- [Problem to solve]
Select and copy out every line in the records containing "JSON".

- [Recorded information]
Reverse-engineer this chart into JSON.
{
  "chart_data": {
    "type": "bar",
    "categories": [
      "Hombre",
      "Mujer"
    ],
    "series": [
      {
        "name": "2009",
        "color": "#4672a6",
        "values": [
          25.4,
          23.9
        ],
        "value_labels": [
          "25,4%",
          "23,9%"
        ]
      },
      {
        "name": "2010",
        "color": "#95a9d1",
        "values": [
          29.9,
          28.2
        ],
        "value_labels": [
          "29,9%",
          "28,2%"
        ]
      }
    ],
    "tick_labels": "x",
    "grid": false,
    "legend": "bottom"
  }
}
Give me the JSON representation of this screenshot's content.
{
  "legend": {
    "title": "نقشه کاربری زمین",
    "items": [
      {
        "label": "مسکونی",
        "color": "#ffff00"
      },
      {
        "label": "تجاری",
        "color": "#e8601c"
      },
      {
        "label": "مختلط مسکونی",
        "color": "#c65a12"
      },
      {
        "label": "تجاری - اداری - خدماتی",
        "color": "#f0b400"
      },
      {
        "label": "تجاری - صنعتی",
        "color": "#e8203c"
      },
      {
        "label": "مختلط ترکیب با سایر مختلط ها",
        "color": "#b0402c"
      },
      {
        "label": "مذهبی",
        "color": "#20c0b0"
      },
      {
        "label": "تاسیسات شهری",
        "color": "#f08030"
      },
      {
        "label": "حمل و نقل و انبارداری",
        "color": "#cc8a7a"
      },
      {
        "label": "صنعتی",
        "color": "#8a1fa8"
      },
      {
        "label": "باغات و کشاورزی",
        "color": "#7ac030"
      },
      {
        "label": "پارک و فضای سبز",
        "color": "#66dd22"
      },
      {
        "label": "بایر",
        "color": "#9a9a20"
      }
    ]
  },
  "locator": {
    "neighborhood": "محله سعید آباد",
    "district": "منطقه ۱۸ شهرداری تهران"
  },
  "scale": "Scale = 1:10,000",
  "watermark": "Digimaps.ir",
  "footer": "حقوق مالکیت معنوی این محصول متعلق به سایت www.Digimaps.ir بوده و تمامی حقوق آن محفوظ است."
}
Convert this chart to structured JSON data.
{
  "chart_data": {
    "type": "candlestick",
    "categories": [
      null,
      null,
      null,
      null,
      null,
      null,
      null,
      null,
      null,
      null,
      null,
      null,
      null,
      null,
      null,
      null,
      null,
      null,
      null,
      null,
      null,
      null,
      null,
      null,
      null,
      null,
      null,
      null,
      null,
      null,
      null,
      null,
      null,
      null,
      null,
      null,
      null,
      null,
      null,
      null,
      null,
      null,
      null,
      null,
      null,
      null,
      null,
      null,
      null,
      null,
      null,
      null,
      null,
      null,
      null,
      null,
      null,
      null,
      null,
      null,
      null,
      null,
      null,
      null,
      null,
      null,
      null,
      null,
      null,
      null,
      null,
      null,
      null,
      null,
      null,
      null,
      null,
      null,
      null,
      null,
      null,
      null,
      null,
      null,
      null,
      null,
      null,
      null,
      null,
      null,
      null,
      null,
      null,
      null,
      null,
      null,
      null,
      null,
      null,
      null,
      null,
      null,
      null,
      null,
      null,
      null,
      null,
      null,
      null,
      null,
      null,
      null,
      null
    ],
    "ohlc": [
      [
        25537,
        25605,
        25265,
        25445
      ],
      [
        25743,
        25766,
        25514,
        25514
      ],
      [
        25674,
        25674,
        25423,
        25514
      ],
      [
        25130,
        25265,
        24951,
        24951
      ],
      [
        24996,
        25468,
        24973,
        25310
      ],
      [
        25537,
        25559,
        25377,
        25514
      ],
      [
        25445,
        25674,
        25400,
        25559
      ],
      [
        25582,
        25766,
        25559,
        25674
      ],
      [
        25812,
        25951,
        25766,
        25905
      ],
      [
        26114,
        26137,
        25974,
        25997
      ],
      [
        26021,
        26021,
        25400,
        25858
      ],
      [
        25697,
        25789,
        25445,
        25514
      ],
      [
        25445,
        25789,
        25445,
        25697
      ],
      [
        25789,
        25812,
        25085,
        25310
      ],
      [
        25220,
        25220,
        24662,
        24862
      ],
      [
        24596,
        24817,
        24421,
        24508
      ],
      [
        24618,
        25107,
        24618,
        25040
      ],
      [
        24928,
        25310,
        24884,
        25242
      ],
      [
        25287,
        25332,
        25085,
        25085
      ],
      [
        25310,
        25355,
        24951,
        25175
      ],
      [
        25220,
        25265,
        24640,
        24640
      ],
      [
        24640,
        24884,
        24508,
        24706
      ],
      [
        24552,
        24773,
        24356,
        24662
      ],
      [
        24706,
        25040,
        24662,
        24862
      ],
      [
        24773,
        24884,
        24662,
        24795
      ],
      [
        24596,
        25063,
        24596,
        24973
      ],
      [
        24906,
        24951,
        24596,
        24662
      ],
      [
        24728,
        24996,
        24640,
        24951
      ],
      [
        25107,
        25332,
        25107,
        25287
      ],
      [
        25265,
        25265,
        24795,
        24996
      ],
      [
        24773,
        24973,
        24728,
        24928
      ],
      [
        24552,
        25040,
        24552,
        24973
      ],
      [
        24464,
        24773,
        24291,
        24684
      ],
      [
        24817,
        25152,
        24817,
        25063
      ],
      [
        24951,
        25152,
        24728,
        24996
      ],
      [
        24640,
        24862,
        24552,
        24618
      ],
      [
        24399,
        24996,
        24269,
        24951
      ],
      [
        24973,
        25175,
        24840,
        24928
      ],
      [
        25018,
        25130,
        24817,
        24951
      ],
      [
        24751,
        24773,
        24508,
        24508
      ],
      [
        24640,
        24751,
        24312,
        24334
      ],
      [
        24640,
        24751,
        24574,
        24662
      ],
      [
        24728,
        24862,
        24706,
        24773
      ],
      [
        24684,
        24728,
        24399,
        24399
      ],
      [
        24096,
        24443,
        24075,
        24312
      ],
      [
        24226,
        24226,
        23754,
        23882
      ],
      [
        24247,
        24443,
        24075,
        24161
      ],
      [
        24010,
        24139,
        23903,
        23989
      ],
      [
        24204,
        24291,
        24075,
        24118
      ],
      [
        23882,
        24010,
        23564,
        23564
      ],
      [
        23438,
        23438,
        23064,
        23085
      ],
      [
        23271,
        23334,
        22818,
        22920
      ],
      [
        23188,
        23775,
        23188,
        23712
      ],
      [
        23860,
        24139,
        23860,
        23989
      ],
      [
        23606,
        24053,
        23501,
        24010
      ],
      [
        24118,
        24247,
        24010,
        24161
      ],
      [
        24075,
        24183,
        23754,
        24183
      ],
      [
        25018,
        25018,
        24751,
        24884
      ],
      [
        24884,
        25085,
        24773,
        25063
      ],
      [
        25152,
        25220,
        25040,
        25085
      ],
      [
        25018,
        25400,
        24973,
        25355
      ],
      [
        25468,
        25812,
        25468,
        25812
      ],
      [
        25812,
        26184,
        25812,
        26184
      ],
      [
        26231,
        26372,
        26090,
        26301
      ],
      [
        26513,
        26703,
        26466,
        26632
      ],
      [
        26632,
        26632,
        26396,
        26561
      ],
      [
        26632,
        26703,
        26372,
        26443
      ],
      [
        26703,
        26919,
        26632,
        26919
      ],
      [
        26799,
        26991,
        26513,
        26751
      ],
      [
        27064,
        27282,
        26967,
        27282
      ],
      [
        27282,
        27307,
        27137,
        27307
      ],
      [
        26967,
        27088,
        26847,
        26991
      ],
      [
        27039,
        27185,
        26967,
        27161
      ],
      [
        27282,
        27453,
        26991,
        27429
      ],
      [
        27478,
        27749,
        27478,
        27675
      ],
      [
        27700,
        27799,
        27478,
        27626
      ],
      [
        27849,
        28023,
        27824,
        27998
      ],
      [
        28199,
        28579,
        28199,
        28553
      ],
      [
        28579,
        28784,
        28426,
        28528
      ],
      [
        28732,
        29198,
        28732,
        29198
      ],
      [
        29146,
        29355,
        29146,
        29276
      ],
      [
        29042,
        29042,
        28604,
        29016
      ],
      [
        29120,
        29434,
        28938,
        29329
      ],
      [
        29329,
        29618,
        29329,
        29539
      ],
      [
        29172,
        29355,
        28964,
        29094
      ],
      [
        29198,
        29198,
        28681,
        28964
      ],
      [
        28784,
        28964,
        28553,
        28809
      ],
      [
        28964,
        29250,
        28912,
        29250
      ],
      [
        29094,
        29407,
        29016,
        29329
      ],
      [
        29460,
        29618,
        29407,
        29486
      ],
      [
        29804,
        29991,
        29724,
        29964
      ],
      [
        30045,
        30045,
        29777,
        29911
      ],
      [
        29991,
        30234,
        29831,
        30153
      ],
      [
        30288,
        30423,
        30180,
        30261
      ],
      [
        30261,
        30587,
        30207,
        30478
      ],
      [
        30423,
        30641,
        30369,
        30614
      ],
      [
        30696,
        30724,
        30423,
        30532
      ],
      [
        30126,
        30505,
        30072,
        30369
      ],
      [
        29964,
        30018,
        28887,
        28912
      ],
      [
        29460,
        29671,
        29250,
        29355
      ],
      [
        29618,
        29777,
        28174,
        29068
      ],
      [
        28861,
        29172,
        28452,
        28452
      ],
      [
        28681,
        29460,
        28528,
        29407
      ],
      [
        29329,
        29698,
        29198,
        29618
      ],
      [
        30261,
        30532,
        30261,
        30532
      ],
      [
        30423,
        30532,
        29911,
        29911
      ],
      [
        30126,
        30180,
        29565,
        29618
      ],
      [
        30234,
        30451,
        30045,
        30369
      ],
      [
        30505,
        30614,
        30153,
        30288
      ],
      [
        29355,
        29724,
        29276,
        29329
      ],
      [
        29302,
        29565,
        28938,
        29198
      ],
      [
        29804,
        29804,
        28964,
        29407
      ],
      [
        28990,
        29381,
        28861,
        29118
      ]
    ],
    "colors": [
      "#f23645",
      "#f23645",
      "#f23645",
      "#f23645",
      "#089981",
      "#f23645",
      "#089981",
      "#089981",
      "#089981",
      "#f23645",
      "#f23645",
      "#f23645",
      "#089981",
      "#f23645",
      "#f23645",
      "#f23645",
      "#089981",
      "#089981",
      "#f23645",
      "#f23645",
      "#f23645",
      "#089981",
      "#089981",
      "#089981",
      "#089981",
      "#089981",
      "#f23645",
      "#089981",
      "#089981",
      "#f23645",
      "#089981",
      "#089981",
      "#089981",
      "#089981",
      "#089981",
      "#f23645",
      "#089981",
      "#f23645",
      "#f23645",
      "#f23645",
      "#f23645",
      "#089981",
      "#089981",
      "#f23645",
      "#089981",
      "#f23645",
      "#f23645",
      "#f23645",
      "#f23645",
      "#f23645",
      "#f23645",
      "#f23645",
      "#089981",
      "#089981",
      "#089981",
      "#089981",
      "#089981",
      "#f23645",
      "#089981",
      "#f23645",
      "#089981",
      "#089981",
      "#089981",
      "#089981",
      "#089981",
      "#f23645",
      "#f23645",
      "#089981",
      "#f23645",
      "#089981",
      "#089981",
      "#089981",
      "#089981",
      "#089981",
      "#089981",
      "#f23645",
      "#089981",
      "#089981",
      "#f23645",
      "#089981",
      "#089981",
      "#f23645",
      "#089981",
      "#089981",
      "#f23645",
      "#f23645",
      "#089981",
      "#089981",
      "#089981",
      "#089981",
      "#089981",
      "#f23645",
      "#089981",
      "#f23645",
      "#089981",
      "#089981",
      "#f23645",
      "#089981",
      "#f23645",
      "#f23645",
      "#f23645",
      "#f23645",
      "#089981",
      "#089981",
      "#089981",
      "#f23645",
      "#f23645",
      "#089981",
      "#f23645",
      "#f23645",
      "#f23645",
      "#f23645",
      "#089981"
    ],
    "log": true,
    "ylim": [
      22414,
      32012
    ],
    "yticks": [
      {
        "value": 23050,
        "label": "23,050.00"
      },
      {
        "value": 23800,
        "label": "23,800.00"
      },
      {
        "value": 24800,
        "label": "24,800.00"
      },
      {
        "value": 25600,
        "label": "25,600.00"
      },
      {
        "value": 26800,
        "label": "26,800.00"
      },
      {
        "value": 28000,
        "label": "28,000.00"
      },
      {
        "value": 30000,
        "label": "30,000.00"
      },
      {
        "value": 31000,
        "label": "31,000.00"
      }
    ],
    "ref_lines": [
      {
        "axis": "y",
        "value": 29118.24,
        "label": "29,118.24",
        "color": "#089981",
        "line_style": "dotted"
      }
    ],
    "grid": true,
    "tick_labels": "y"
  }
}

- [Answer for this exercise]
Reverse-engineer this chart into JSON.
Give me the JSON representation of this screenshot's content.
Convert this chart to structured JSON data.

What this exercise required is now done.